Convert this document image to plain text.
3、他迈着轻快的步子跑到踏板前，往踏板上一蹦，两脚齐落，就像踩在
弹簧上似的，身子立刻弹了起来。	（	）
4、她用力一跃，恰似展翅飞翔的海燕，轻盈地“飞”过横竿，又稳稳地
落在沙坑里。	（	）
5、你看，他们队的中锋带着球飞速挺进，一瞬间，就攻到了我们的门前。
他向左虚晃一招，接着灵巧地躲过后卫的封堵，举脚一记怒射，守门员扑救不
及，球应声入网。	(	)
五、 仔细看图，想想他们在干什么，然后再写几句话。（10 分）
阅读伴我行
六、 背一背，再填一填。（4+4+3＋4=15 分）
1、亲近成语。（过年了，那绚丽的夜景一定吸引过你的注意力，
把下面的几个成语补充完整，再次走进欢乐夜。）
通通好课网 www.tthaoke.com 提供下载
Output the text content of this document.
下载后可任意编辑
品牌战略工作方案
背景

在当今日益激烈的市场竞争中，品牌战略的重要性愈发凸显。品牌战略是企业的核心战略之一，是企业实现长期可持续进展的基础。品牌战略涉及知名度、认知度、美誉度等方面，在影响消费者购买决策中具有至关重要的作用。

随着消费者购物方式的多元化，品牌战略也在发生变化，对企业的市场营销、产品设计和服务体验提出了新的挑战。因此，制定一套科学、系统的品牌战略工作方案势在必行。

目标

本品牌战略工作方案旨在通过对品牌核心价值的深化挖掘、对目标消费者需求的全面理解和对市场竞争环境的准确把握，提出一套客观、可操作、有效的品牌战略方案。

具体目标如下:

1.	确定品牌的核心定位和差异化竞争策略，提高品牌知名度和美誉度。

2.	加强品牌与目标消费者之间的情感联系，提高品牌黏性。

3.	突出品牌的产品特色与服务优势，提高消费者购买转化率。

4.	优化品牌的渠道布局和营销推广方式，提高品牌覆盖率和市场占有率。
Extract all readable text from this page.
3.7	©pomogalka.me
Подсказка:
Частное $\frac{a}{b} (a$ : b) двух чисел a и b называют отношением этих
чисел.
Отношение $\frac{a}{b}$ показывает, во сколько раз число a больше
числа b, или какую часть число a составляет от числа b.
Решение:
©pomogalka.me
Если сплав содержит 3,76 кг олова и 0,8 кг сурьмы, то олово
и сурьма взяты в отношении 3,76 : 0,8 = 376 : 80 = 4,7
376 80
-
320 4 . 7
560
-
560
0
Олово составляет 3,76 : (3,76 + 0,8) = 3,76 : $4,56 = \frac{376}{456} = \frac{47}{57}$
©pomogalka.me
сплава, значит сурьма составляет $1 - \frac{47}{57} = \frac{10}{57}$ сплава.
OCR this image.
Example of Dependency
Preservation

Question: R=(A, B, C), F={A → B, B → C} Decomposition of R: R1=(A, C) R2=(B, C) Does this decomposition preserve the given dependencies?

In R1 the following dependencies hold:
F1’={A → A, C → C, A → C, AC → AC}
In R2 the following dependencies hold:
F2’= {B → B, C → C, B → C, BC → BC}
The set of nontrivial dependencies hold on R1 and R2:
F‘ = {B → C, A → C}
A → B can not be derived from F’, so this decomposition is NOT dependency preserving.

+ + + +

Challenge: In the listing above, count each line that holds the string "dependencies". Give the number only.

Exercise output: 4